● **Task prompt**
Write out every entry, unchanged. Skip any picture.

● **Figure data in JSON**
┄┄┄┄┄┄┄┄┄┄

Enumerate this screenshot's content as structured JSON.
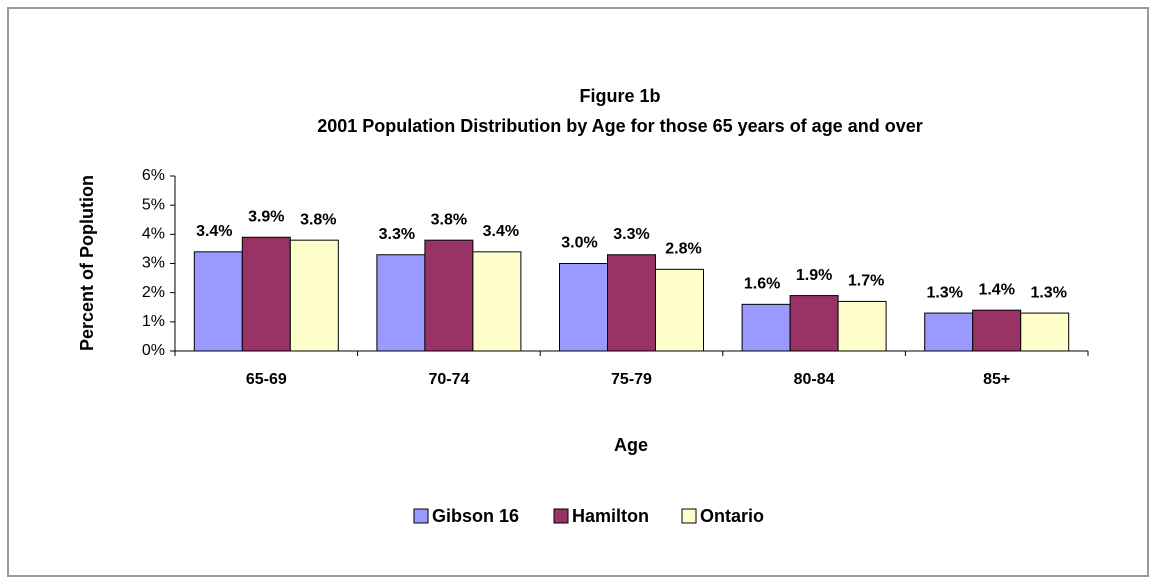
{
  "chart_data": {
    "type": "bar",
    "title": "Figure 1b",
    "subtitle": "2001 Population Distribution by Age for those 65 years of age and over",
    "x_label": "Age",
    "y_label": "Percent of Poplution",
    "categories": [
      "65-69",
      "70-74",
      "75-79",
      "80-84",
      "85+"
    ],
    "series": [
      {
        "name": "Gibson 16",
        "color": "#9999ff",
        "values": [
          3.4,
          3.3,
          3.0,
          1.6,
          1.3
        ],
        "value_labels": [
          "3.4%",
          "3.3%",
          "3.0%",
          "1.6%",
          "1.3%"
        ]
      },
      {
        "name": "Hamilton",
        "color": "#993366",
        "values": [
          3.9,
          3.8,
          3.3,
          1.9,
          1.4
        ],
        "value_labels": [
          "3.9%",
          "3.8%",
          "3.3%",
          "1.9%",
          "1.4%"
        ]
      },
      {
        "name": "Ontario",
        "color": "#ffffcc",
        "values": [
          3.8,
          3.4,
          2.8,
          1.7,
          1.3
        ],
        "value_labels": [
          "3.8%",
          "3.4%",
          "2.8%",
          "1.7%",
          "1.3%"
        ]
      }
    ],
    "ylim": [
      0,
      6
    ],
    "yticks": [
      {
        "value": 0,
        "label": "0%"
      },
      {
        "value": 1,
        "label": "1%"
      },
      {
        "value": 2,
        "label": "2%"
      },
      {
        "value": 3,
        "label": "3%"
      },
      {
        "value": 4,
        "label": "4%"
      },
      {
        "value": 5,
        "label": "5%"
      },
      {
        "value": 6,
        "label": "6%"
      }
    ],
    "grid": false,
    "legend": "bottom"
  }
}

┄┄┄┄┄┄┄┄┄┄

● **Exercise solution**
Enumerate this screenshot's content as structured JSON.
{
  "chart_data": {
    "type": "bar",
    "title": "Figure 1b",
    "subtitle": "2001 Population Distribution by Age for those 65 years of age and over",
    "x_label": "Age",
    "y_label": "Percent of Poplution",
    "categories": [
      "65-69",
      "70-74",
      "75-79",
      "80-84",
      "85+"
    ],
    "series": [
      {
        "name": "Gibson 16",
        "color": "#9999ff",
        "values": [
          3.4,
          3.3,
          3.0,
          1.6,
          1.3
        ],
        "value_labels": [
          "3.4%",
          "3.3%",
          "3.0%",
          "1.6%",
          "1.3%"
        ]
      },
      {
        "name": "Hamilton",
        "color": "#993366",
        "values": [
          3.9,
          3.8,
          3.3,
          1.9,
          1.4
        ],
        "value_labels": [
          "3.9%",
          "3.8%",
          "3.3%",
          "1.9%",
          "1.4%"
        ]
      },
      {
        "name": "Ontario",
        "color": "#ffffcc",
        "values": [
          3.8,
          3.4,
          2.8,
          1.7,
          1.3
        ],
        "value_labels": [
          "3.8%",
          "3.4%",
          "2.8%",
          "1.7%",
          "1.3%"
        ]
      }
    ],
    "ylim": [
      0,
      6
    ],
    "yticks": [
      {
        "value": 0,
        "label": "0%"
      },
      {
        "value": 1,
        "label": "1%"
      },
      {
        "value": 2,
        "label": "2%"
      },
      {
        "value": 3,
        "label": "3%"
      },
      {
        "value": 4,
        "label": "4%"
      },
      {
        "value": 5,
        "label": "5%"
      },
      {
        "value": 6,
        "label": "6%"
      }
    ],
    "grid": false,
    "legend": "bottom"
  }
}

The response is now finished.